What is required: Transcribe only the part of the listing below that begins at the line containing "Transcribe this image's" and runs to its final line, keeping both ends.

-- begin Records for this exercise --

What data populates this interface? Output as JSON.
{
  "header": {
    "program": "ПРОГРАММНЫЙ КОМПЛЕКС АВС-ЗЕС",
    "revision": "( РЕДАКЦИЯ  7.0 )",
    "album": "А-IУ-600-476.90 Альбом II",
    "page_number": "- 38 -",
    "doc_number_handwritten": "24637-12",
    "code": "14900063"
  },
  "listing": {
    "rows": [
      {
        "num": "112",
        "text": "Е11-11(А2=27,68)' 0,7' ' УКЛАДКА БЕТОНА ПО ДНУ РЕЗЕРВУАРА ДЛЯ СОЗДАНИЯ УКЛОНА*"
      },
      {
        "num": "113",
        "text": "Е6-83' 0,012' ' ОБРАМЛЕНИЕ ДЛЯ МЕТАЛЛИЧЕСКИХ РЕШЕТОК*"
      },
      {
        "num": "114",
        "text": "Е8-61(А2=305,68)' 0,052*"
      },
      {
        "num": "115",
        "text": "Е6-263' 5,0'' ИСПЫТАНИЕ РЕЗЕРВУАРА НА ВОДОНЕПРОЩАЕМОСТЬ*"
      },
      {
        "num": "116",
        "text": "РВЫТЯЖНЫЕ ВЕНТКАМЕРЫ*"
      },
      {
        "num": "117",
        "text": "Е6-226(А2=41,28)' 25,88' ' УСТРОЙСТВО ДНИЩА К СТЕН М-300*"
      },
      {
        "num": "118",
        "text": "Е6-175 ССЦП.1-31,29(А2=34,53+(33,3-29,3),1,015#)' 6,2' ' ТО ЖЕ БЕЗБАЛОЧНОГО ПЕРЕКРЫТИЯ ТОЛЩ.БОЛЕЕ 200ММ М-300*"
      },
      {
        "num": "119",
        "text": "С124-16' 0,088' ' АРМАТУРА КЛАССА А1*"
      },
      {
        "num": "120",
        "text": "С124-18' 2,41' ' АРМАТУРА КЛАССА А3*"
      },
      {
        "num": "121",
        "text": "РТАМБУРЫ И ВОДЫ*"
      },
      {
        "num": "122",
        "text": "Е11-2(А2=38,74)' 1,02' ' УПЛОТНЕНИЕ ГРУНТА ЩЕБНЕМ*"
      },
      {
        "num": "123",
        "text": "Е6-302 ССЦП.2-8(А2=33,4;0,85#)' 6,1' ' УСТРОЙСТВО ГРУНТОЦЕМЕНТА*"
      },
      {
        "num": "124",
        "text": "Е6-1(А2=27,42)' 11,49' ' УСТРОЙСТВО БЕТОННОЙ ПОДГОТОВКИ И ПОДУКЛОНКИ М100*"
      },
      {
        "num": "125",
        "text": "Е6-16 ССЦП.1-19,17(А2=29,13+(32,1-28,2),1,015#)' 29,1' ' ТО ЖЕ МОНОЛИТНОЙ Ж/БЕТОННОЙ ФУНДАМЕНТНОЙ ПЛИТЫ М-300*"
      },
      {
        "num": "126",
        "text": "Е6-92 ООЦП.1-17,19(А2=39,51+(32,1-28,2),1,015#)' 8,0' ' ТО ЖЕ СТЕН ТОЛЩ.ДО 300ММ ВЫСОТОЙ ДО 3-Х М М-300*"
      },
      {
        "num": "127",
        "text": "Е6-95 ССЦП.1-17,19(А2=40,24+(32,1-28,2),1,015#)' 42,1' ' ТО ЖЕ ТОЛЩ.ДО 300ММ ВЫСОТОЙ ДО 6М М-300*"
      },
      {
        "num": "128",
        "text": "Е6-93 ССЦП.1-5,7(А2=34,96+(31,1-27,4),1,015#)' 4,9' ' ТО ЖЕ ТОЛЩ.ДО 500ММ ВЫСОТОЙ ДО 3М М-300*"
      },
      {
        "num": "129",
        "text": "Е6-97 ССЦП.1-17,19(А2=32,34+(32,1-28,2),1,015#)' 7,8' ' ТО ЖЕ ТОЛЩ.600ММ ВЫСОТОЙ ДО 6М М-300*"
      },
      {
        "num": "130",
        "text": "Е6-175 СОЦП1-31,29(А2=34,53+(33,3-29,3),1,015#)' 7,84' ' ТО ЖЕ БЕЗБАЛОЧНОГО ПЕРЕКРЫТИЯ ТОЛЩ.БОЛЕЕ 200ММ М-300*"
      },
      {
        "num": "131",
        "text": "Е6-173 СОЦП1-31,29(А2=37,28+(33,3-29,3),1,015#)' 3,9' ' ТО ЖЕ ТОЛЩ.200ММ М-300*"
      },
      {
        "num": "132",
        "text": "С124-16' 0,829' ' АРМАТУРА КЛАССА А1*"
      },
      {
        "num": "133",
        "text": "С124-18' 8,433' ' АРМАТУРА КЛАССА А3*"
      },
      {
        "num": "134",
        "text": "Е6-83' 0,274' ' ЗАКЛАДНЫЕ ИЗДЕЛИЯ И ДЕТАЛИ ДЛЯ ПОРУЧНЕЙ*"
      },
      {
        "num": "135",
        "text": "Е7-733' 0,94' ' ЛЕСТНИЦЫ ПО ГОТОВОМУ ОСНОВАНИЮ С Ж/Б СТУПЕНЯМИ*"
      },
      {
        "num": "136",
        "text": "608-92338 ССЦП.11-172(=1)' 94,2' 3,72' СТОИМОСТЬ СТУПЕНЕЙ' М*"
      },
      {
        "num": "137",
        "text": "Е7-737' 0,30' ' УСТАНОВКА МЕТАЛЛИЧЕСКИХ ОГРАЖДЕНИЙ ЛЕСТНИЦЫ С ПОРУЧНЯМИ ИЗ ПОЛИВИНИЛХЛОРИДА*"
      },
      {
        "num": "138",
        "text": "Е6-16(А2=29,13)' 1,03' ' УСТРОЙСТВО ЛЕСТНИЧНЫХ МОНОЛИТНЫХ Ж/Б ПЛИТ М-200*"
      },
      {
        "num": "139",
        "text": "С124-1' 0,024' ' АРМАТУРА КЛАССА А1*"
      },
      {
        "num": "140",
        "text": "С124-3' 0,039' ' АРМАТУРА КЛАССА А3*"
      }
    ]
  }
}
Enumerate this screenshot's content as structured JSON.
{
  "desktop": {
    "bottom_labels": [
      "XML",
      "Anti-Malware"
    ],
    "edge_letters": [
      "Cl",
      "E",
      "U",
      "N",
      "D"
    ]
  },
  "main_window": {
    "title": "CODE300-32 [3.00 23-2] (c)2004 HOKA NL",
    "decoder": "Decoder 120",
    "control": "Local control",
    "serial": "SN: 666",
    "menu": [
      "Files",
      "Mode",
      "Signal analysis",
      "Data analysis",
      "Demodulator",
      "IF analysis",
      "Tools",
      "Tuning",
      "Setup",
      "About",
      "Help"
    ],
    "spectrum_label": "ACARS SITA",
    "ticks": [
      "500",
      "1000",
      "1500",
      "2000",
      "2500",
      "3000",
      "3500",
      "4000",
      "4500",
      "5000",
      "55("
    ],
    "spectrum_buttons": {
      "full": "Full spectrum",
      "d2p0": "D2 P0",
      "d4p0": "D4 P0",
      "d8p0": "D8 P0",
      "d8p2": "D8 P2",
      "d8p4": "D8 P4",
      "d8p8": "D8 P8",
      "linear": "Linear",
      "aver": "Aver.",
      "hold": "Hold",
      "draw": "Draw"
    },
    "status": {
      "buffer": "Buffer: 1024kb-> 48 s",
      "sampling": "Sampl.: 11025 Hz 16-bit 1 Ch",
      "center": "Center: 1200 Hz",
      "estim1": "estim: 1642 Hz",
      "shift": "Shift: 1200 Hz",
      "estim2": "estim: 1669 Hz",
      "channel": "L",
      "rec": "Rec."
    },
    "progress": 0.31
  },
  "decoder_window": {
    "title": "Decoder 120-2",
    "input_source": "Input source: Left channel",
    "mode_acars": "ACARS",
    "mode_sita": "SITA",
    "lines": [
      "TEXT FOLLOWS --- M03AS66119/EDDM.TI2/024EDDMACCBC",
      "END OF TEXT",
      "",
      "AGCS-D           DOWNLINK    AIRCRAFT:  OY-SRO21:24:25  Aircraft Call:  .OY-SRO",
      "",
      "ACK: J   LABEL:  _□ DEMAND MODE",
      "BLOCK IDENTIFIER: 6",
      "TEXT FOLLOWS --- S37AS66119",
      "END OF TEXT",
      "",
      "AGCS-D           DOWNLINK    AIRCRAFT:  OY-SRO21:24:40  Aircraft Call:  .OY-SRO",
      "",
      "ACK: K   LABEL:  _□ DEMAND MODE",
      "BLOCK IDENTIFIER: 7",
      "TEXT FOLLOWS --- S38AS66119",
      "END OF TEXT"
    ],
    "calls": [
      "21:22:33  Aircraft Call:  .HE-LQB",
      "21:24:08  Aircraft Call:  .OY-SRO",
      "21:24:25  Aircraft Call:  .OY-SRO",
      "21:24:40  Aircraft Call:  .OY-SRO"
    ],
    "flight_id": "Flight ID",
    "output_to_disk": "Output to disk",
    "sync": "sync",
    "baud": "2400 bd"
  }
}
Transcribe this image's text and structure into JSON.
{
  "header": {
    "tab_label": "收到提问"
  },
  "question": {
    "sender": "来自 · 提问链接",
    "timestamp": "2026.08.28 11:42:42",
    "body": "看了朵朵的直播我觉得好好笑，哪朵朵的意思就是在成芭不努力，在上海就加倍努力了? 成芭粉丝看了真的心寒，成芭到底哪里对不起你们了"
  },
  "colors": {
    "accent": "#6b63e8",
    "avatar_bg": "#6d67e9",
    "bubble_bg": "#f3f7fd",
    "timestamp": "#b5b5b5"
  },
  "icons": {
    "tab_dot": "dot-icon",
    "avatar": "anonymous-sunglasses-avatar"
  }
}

-- end Records for this exercise --

Worked solution:
Transcribe this image's text and structure into JSON.
{
  "header": {
    "tab_label": "收到提问"
  },
  "question": {
    "sender": "来自 · 提问链接",
    "timestamp": "2026.08.28 11:42:42",
    "body": "看了朵朵的直播我觉得好好笑，哪朵朵的意思就是在成芭不努力，在上海就加倍努力了? 成芭粉丝看了真的心寒，成芭到底哪里对不起你们了"
  },
  "colors": {
    "accent": "#6b63e8",
    "avatar_bg": "#6d67e9",
    "bubble_bg": "#f3f7fd",
    "timestamp": "#b5b5b5"
  },
  "icons": {
    "tab_dot": "dot-icon",
    "avatar": "anonymous-sunglasses-avatar"
  }
}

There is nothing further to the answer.